Write out every entry precisely as given, leaving the pictures out.

[Records contained in a dataset]
--

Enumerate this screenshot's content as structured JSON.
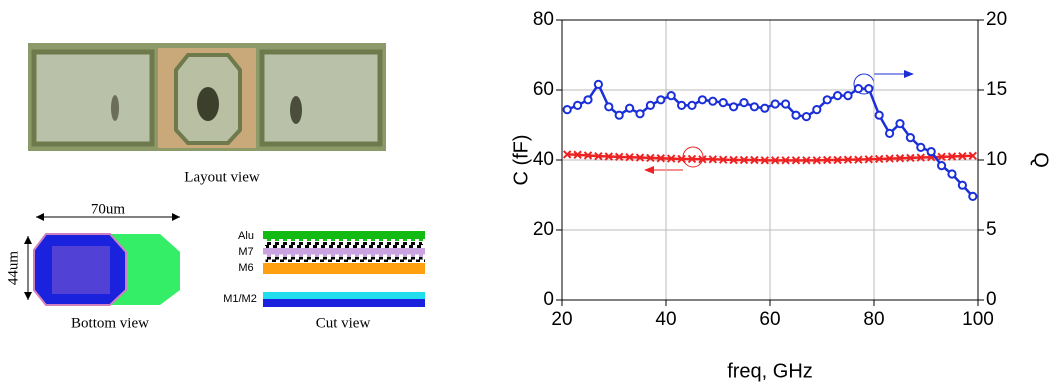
{
  "figure": {
    "layout_caption": "Layout view",
    "bottom_caption": "Bottom view",
    "cut_caption": "Cut view",
    "width_dim": "70um",
    "height_dim": "44um",
    "layers": [
      "Alu",
      "M7",
      "M6",
      "M1/M2"
    ]
  },
  "chart_data": {
    "type": "line",
    "xlabel": "freq, GHz",
    "ylabel": "C (fF)",
    "y2label": "Q",
    "x": [
      21,
      23,
      25,
      27,
      29,
      31,
      33,
      35,
      37,
      39,
      41,
      43,
      45,
      47,
      49,
      51,
      53,
      55,
      57,
      59,
      61,
      63,
      65,
      67,
      69,
      71,
      73,
      75,
      77,
      79,
      81,
      83,
      85,
      87,
      89,
      91,
      93,
      95,
      97,
      99
    ],
    "series": [
      {
        "name": "C",
        "color": "#ee2222",
        "marker": "x",
        "values": [
          41.6,
          41.5,
          41.3,
          41.1,
          41.0,
          40.9,
          40.8,
          40.7,
          40.6,
          40.5,
          40.4,
          40.3,
          40.3,
          40.2,
          40.2,
          40.1,
          40.0,
          40.0,
          40.0,
          39.9,
          39.9,
          39.9,
          39.9,
          39.9,
          39.9,
          40.0,
          40.0,
          40.1,
          40.1,
          40.2,
          40.3,
          40.4,
          40.5,
          40.6,
          40.7,
          40.8,
          40.9,
          41.0,
          41.1,
          41.2
        ]
      },
      {
        "name": "Q",
        "color": "#1a2fd8",
        "marker": "o",
        "axis": "y2",
        "values": [
          13.6,
          13.9,
          14.3,
          15.4,
          13.8,
          13.2,
          13.7,
          13.3,
          13.9,
          14.3,
          14.6,
          13.9,
          13.9,
          14.3,
          14.2,
          14.1,
          13.8,
          14.1,
          13.8,
          13.7,
          14.0,
          14.0,
          13.2,
          13.1,
          13.6,
          14.3,
          14.6,
          14.6,
          15.1,
          15.1,
          13.2,
          11.9,
          12.6,
          11.6,
          10.9,
          10.6,
          9.6,
          9.0,
          8.2,
          7.4
        ]
      }
    ],
    "xlim": [
      20,
      100
    ],
    "xticks": [
      20,
      40,
      60,
      80,
      100
    ],
    "ylim": [
      0,
      80
    ],
    "yticks": [
      0,
      20,
      40,
      60,
      80
    ],
    "y2lim": [
      0,
      20
    ],
    "y2ticks": [
      0,
      5,
      10,
      15,
      20
    ],
    "grid": true
  }
}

--

→ Task solution:
Enumerate this screenshot's content as structured JSON.
{
  "figure": {
    "layout_caption": "Layout view",
    "bottom_caption": "Bottom view",
    "cut_caption": "Cut view",
    "width_dim": "70um",
    "height_dim": "44um",
    "layers": [
      "Alu",
      "M7",
      "M6",
      "M1/M2"
    ]
  },
  "chart_data": {
    "type": "line",
    "xlabel": "freq, GHz",
    "ylabel": "C (fF)",
    "y2label": "Q",
    "x": [
      21,
      23,
      25,
      27,
      29,
      31,
      33,
      35,
      37,
      39,
      41,
      43,
      45,
      47,
      49,
      51,
      53,
      55,
      57,
      59,
      61,
      63,
      65,
      67,
      69,
      71,
      73,
      75,
      77,
      79,
      81,
      83,
      85,
      87,
      89,
      91,
      93,
      95,
      97,
      99
    ],
    "series": [
      {
        "name": "C",
        "color": "#ee2222",
        "marker": "x",
        "values": [
          41.6,
          41.5,
          41.3,
          41.1,
          41.0,
          40.9,
          40.8,
          40.7,
          40.6,
          40.5,
          40.4,
          40.3,
          40.3,
          40.2,
          40.2,
          40.1,
          40.0,
          40.0,
          40.0,
          39.9,
          39.9,
          39.9,
          39.9,
          39.9,
          39.9,
          40.0,
          40.0,
          40.1,
          40.1,
          40.2,
          40.3,
          40.4,
          40.5,
          40.6,
          40.7,
          40.8,
          40.9,
          41.0,
          41.1,
          41.2
        ]
      },
      {
        "name": "Q",
        "color": "#1a2fd8",
        "marker": "o",
        "axis": "y2",
        "values": [
          13.6,
          13.9,
          14.3,
          15.4,
          13.8,
          13.2,
          13.7,
          13.3,
          13.9,
          14.3,
          14.6,
          13.9,
          13.9,
          14.3,
          14.2,
          14.1,
          13.8,
          14.1,
          13.8,
          13.7,
          14.0,
          14.0,
          13.2,
          13.1,
          13.6,
          14.3,
          14.6,
          14.6,
          15.1,
          15.1,
          13.2,
          11.9,
          12.6,
          11.6,
          10.9,
          10.6,
          9.6,
          9.0,
          8.2,
          7.4
        ]
      }
    ],
    "xlim": [
      20,
      100
    ],
    "xticks": [
      20,
      40,
      60,
      80,
      100
    ],
    "ylim": [
      0,
      80
    ],
    "yticks": [
      0,
      20,
      40,
      60,
      80
    ],
    "y2lim": [
      0,
      20
    ],
    "y2ticks": [
      0,
      5,
      10,
      15,
      20
    ],
    "grid": true
  }
}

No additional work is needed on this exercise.